Set the listing down again exactly, please, apart from its pictures.

[Extracted data entries]
═══

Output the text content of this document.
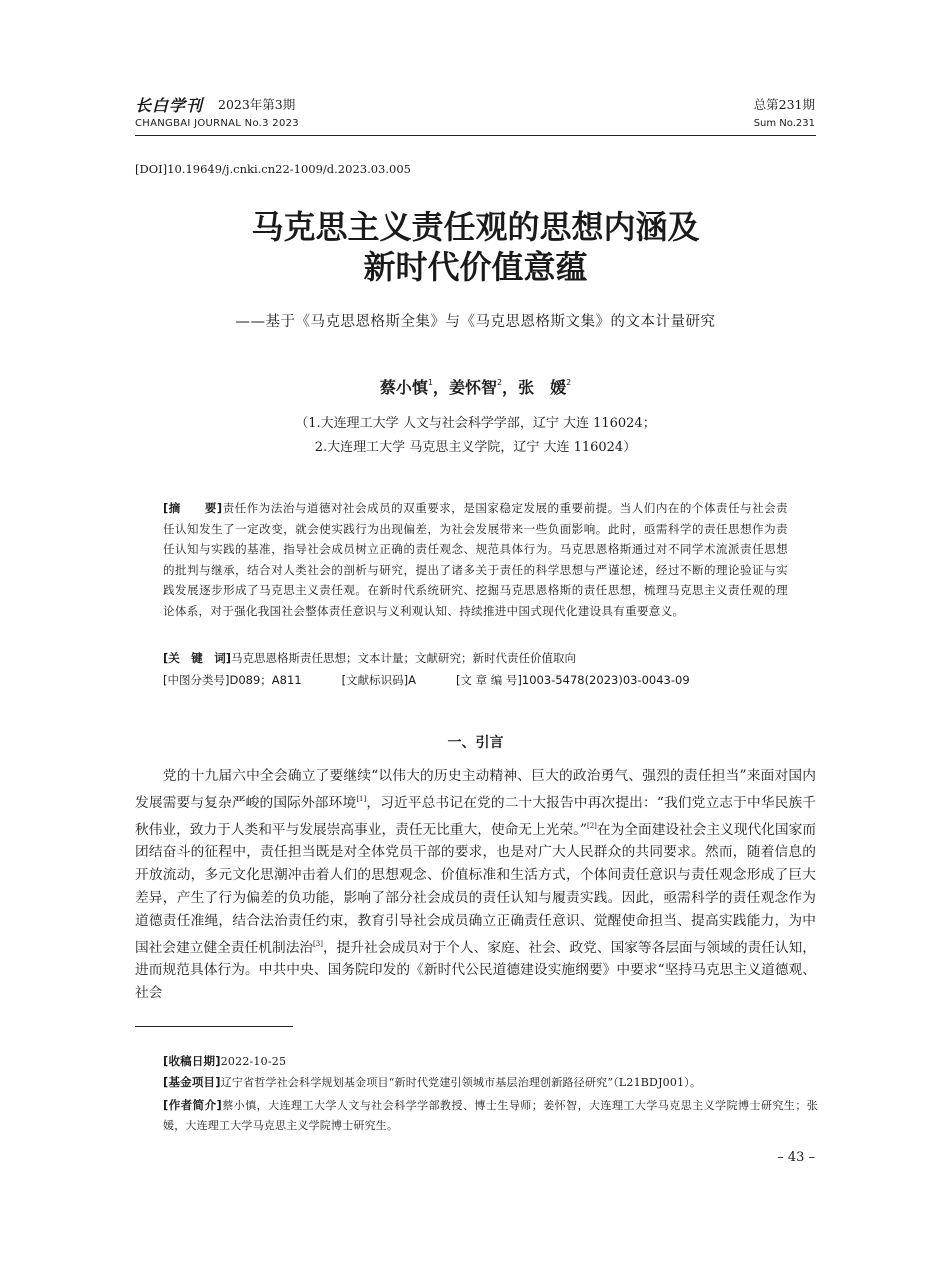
长白学刊 2023年第3期
CHANGBAI JOURNAL No.3 2023
总第231期
Sum No.231
[DOI]10.19649/j.cnki.cn22-1009/d.2023.03.005
马克思主义责任观的思想内涵及
新时代价值意蕴
——基于《马克思恩格斯全集》与《马克思恩格斯文集》的文本计量研究
蔡小慎$^1$，姜怀智$^2$，张　媛$^2$
（1.大连理工大学 人文与社会科学学部，辽宁 大连 116024；
2.大连理工大学 马克思主义学院，辽宁 大连 116024）
[摘　　要]责任作为法治与道德对社会成员的双重要求，是国家稳定发展的重要前提。当人们内在的个体责任与社会责任认知发生了一定改变，就会使实践行为出现偏差，为社会发展带来一些负面影响。此时，亟需科学的责任思想作为责任认知与实践的基准，指导社会成员树立正确的责任观念、规范具体行为。马克思恩格斯通过对不同学术流派责任思想的批判与继承，结合对人类社会的剖析与研究，提出了诸多关于责任的科学思想与严谨论述，经过不断的理论验证与实践发展逐步形成了马克思主义责任观。在新时代系统研究、挖掘马克思恩格斯的责任思想，梳理马克思主义责任观的理论体系，对于强化我国社会整体责任意识与义利观认知、持续推进中国式现代化建设具有重要意义。
[关　键　词]马克思恩格斯责任思想；文本计量；文献研究；新时代责任价值取向
[中图分类号]D089；A811	[文献标识码]A	[文 章 编 号]1003-5478(2023)03-0043-09
一、引言
　　党的十九届六中全会确立了要继续“以伟大的历史主动精神、巨大的政治勇气、强烈的责任担当”来面对国内发展需要与复杂严峻的国际外部环境[1]，习近平总书记在党的二十大报告中再次提出：“我们党立志于中华民族千秋伟业，致力于人类和平与发展崇高事业，责任无比重大，使命无上光荣。”[2]在为全面建设社会主义现代化国家而团结奋斗的征程中，责任担当既是对全体党员干部的要求，也是对广大人民群众的共同要求。然而，随着信息的开放流动，多元文化思潮冲击着人们的思想观念、价值标准和生活方式，个体间责任意识与责任观念形成了巨大差异，产生了行为偏差的负功能，影响了部分社会成员的责任认知与履责实践。因此，亟需科学的责任观念作为道德责任准绳，结合法治责任约束，教育引导社会成员确立正确责任意识、觉醒使命担当、提高实践能力，为中国社会建立健全责任机制法治[3]，提升社会成员对于个人、家庭、社会、政党、国家等各层面与领域的责任认知，进而规范具体行为。中共中央、国务院印发的《新时代公民道德建设实施纲要》中要求“坚持马克思主义道德观、社会
[收稿日期]2022-10-25
[基金项目]辽宁省哲学社会科学规划基金项目“新时代党建引领城市基层治理创新路径研究”（L21BDJ001）。
[作者简介]蔡小慎，大连理工大学人文与社会科学学部教授、博士生导师；姜怀智，大连理工大学马克思主义学院博士研究生；张媛，大连理工大学马克思主义学院博士研究生。
– 43 –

═══

*Problem solution*:
Output the text content of this document.
长白学刊 2023年第3期
CHANGBAI JOURNAL No.3 2023
总第231期
Sum No.231
[DOI]10.19649/j.cnki.cn22-1009/d.2023.03.005
马克思主义责任观的思想内涵及
新时代价值意蕴
——基于《马克思恩格斯全集》与《马克思恩格斯文集》的文本计量研究
蔡小慎$^1$，姜怀智$^2$，张　媛$^2$
（1.大连理工大学 人文与社会科学学部，辽宁 大连 116024；
2.大连理工大学 马克思主义学院，辽宁 大连 116024）
[摘　　要]责任作为法治与道德对社会成员的双重要求，是国家稳定发展的重要前提。当人们内在的个体责任与社会责任认知发生了一定改变，就会使实践行为出现偏差，为社会发展带来一些负面影响。此时，亟需科学的责任思想作为责任认知与实践的基准，指导社会成员树立正确的责任观念、规范具体行为。马克思恩格斯通过对不同学术流派责任思想的批判与继承，结合对人类社会的剖析与研究，提出了诸多关于责任的科学思想与严谨论述，经过不断的理论验证与实践发展逐步形成了马克思主义责任观。在新时代系统研究、挖掘马克思恩格斯的责任思想，梳理马克思主义责任观的理论体系，对于强化我国社会整体责任意识与义利观认知、持续推进中国式现代化建设具有重要意义。
[关　键　词]马克思恩格斯责任思想；文本计量；文献研究；新时代责任价值取向
[中图分类号]D089；A811	[文献标识码]A	[文 章 编 号]1003-5478(2023)03-0043-09
一、引言
　　党的十九届六中全会确立了要继续“以伟大的历史主动精神、巨大的政治勇气、强烈的责任担当”来面对国内发展需要与复杂严峻的国际外部环境[1]，习近平总书记在党的二十大报告中再次提出：“我们党立志于中华民族千秋伟业，致力于人类和平与发展崇高事业，责任无比重大，使命无上光荣。”[2]在为全面建设社会主义现代化国家而团结奋斗的征程中，责任担当既是对全体党员干部的要求，也是对广大人民群众的共同要求。然而，随着信息的开放流动，多元文化思潮冲击着人们的思想观念、价值标准和生活方式，个体间责任意识与责任观念形成了巨大差异，产生了行为偏差的负功能，影响了部分社会成员的责任认知与履责实践。因此，亟需科学的责任观念作为道德责任准绳，结合法治责任约束，教育引导社会成员确立正确责任意识、觉醒使命担当、提高实践能力，为中国社会建立健全责任机制法治[3]，提升社会成员对于个人、家庭、社会、政党、国家等各层面与领域的责任认知，进而规范具体行为。中共中央、国务院印发的《新时代公民道德建设实施纲要》中要求“坚持马克思主义道德观、社会
[收稿日期]2022-10-25
[基金项目]辽宁省哲学社会科学规划基金项目“新时代党建引领城市基层治理创新路径研究”（L21BDJ001）。
[作者简介]蔡小慎，大连理工大学人文与社会科学学部教授、博士生导师；姜怀智，大连理工大学马克思主义学院博士研究生；张媛，大连理工大学马克思主义学院博士研究生。
– 43 –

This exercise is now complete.